Reproduce nothing except the lines between the line with "What data populates" and the line with "Transcribe this image's", both ends included, and please leave out pictures.

WORKING DATA:

%%

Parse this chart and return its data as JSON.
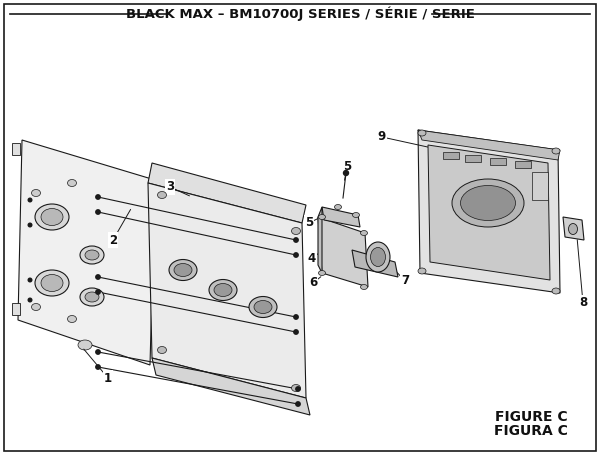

%%
%%

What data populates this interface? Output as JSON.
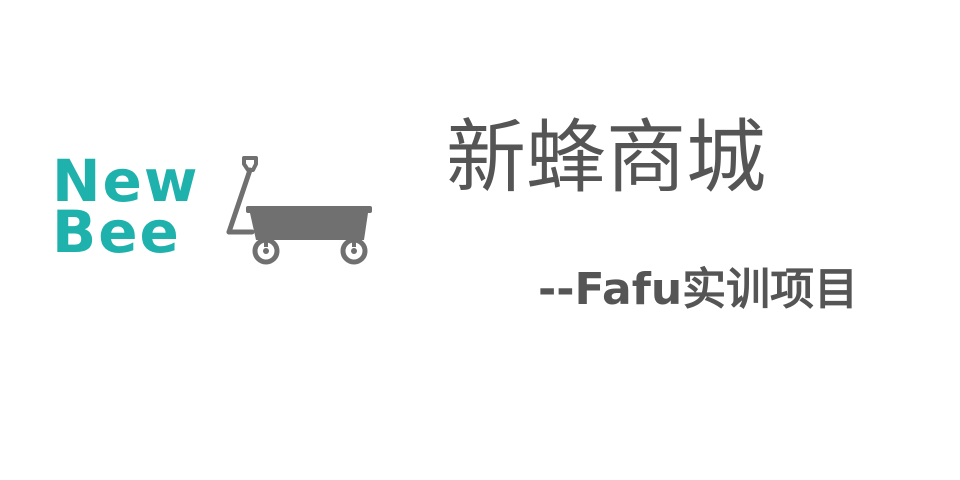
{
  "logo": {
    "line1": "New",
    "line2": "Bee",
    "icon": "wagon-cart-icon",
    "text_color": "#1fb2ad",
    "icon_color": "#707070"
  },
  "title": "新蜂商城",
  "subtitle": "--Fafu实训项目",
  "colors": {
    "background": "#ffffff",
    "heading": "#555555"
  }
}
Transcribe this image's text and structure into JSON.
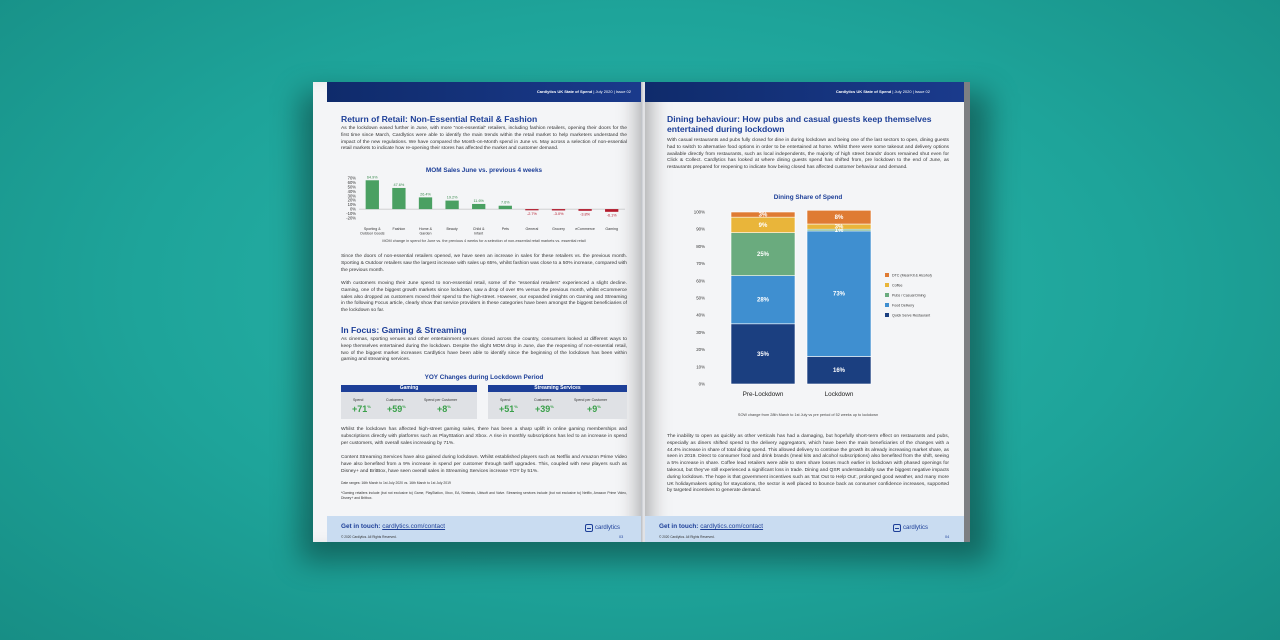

%%
%%

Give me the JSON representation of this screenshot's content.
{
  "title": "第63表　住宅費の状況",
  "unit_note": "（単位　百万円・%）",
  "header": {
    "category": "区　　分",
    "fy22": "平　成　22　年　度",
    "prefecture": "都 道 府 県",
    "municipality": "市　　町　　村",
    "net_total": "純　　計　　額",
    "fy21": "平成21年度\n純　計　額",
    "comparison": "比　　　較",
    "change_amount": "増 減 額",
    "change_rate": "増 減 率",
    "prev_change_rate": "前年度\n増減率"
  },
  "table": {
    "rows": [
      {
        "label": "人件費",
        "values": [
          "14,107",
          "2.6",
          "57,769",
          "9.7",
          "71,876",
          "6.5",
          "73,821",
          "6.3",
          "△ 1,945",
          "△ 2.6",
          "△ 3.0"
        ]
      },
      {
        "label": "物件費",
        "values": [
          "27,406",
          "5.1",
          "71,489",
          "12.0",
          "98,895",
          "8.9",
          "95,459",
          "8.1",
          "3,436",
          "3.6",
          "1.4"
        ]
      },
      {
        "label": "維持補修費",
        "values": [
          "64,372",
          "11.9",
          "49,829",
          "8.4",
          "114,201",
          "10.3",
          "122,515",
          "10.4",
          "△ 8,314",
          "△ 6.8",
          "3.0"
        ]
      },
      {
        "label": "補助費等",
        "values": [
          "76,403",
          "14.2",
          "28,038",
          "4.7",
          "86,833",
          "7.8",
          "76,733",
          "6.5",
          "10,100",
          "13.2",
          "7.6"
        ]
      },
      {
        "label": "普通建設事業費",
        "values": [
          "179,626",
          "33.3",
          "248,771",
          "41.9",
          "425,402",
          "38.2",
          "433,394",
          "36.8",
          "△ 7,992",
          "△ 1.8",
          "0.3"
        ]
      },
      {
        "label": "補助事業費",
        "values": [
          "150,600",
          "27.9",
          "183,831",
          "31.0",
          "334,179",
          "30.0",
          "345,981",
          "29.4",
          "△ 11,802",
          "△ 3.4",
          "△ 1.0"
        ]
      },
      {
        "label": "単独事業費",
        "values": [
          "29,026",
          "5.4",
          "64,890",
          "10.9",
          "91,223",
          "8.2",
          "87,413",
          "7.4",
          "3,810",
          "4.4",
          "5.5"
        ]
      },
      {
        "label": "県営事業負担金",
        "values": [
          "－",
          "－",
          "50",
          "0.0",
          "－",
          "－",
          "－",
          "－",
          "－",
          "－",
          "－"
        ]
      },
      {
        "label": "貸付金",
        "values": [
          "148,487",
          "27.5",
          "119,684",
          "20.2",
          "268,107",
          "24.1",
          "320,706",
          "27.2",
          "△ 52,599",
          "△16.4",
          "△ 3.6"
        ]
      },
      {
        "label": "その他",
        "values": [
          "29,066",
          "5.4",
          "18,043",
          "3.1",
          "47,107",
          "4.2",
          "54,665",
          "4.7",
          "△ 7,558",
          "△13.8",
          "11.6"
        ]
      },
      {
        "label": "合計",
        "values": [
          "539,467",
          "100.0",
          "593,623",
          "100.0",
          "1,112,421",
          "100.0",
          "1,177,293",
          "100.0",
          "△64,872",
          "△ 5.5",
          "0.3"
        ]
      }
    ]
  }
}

%%

ANSWER TO THE PROBLEM:
What data populates this interface? Output as JSON.
{
  "logo": {
    "line1": "New",
    "line2": "Bee",
    "icon": "wagon-cart-icon",
    "text_color": "#1fb2ad",
    "icon_color": "#707070"
  },
  "title": "新蜂商城",
  "subtitle": "--Fafu实训项目",
  "colors": {
    "background": "#ffffff",
    "heading": "#555555"
  }
}
Transcribe this image's text and structure into JSON.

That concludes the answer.